--- Recorded data ---
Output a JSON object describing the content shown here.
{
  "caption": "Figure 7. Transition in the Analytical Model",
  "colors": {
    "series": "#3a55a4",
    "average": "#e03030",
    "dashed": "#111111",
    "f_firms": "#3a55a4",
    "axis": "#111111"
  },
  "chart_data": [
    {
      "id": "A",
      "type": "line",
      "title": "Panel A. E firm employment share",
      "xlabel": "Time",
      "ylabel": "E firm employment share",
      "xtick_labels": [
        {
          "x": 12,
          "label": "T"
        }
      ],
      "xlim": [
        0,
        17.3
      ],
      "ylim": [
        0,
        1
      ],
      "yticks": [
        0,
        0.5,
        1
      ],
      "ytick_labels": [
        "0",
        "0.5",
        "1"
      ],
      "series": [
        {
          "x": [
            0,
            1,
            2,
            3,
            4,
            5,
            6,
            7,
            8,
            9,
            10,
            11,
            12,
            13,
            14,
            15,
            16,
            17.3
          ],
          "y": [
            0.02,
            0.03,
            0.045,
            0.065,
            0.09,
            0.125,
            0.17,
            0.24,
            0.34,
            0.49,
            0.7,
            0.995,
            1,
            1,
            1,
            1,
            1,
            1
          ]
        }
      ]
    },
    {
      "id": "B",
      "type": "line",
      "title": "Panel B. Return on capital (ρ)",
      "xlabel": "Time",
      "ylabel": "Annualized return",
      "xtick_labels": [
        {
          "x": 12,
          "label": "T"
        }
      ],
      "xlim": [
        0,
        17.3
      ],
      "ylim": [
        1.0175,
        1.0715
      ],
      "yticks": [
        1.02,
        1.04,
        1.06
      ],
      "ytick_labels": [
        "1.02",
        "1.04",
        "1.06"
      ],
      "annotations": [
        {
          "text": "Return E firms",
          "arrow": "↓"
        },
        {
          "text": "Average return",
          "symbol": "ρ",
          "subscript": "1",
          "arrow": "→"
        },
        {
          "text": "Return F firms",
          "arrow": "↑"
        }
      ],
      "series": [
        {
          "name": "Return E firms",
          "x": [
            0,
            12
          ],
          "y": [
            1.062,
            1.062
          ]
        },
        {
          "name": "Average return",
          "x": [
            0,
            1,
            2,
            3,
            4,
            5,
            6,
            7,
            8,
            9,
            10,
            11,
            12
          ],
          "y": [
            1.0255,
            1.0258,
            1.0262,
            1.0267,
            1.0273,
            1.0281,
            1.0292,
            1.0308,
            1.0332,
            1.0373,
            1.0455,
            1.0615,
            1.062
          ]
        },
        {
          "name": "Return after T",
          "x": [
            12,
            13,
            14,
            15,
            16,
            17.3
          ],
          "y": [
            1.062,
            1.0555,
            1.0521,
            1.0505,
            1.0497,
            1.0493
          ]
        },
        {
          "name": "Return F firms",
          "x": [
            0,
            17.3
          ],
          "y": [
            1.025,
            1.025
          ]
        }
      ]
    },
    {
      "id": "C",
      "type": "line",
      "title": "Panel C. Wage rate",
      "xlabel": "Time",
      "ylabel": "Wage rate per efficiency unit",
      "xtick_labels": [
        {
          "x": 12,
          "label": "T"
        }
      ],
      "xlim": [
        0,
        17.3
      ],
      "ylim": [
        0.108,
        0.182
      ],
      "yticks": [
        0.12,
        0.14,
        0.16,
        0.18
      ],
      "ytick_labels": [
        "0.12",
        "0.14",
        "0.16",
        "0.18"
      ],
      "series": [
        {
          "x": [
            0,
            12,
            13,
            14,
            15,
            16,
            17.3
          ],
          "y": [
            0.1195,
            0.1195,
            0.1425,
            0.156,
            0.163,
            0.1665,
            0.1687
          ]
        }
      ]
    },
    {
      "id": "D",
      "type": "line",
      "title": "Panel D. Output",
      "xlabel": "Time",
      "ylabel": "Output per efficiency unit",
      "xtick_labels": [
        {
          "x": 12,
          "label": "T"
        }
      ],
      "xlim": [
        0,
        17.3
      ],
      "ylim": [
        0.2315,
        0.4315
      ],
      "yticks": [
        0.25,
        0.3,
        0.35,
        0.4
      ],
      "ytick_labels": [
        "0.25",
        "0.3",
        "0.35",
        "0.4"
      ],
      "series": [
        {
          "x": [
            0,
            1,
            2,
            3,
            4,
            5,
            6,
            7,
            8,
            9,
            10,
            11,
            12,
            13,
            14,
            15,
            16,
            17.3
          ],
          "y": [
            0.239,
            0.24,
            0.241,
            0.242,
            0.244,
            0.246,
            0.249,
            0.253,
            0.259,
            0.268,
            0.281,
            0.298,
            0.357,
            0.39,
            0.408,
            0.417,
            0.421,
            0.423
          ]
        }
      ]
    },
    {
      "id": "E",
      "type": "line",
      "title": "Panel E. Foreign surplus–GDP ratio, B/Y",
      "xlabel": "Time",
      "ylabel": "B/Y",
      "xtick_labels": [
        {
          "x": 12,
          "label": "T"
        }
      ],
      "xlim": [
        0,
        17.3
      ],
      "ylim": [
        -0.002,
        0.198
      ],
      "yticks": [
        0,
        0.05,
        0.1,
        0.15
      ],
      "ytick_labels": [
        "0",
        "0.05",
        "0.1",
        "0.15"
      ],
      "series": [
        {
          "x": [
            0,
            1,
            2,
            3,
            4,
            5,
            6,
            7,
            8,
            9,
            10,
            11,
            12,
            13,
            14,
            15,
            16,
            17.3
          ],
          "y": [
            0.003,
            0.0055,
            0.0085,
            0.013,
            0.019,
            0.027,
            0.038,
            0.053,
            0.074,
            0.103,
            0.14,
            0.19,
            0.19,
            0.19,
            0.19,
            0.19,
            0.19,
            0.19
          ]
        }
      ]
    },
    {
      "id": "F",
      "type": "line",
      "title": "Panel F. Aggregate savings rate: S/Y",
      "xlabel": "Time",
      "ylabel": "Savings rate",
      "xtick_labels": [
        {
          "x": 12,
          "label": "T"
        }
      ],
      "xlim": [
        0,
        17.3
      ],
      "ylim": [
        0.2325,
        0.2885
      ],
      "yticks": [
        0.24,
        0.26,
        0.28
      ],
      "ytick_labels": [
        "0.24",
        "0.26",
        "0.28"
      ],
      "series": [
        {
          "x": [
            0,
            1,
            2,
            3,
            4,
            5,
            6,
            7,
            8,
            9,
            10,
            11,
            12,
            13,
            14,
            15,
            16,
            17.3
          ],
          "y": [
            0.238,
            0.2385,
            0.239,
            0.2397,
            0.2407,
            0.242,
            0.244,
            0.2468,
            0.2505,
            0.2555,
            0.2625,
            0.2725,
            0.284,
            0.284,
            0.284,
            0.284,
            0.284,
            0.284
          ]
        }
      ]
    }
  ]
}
---
Copy and report every line where the word "Wage" is present.

*Exercise output*.
      "title": "Panel C. Wage rate",
      "ylabel": "Wage rate per efficiency unit",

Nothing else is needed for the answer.